> _THE REQUEST_
Extract every line from the records below that contains the word "JSON".
++++ TASK INPUTS
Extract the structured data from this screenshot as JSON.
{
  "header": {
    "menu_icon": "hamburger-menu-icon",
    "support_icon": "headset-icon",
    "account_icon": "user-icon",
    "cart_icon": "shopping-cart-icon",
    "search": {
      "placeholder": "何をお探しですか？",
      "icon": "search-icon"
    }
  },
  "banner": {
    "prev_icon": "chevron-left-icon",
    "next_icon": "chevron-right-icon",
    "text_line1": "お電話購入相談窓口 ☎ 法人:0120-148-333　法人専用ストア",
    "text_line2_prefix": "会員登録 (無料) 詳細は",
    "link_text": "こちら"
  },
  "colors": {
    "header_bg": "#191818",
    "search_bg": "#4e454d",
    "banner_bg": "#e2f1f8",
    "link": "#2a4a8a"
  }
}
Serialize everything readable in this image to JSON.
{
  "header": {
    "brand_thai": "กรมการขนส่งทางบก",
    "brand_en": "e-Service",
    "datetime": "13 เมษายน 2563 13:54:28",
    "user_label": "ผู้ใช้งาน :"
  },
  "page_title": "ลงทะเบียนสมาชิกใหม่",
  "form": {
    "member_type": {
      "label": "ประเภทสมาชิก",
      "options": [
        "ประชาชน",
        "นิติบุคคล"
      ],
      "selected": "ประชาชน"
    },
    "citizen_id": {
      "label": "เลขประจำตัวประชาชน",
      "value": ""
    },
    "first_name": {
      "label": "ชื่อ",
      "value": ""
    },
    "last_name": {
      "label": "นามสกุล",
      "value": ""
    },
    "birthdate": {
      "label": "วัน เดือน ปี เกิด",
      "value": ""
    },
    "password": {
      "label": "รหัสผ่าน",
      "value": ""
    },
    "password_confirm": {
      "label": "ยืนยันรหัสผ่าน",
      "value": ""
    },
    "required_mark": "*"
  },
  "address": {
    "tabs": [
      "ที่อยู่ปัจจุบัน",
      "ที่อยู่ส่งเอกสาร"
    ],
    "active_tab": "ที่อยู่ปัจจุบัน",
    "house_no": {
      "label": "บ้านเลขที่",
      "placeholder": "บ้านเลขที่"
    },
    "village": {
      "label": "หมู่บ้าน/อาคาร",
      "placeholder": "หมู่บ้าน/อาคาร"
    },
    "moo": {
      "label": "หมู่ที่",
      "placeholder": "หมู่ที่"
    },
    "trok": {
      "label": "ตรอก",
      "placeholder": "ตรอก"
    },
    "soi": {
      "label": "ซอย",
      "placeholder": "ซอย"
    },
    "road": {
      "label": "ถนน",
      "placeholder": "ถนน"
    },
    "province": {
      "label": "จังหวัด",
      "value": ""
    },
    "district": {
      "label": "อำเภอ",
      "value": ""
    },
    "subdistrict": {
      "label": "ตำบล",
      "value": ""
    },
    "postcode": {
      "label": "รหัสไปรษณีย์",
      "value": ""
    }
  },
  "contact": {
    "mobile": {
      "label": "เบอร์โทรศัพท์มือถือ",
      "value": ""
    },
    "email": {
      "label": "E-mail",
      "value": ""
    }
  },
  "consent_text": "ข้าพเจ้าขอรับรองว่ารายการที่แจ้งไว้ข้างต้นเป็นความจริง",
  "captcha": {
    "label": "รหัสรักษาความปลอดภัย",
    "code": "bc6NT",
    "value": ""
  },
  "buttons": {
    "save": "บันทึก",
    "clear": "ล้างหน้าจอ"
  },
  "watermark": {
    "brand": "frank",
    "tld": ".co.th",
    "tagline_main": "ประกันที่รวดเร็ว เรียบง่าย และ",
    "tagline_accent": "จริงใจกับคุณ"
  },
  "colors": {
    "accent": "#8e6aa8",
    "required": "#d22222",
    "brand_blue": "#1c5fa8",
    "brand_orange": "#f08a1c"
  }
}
++++++++
> _COMPLETE RESPONSE_
Extract the structured data from this screenshot as JSON.
Serialize everything readable in this image to JSON.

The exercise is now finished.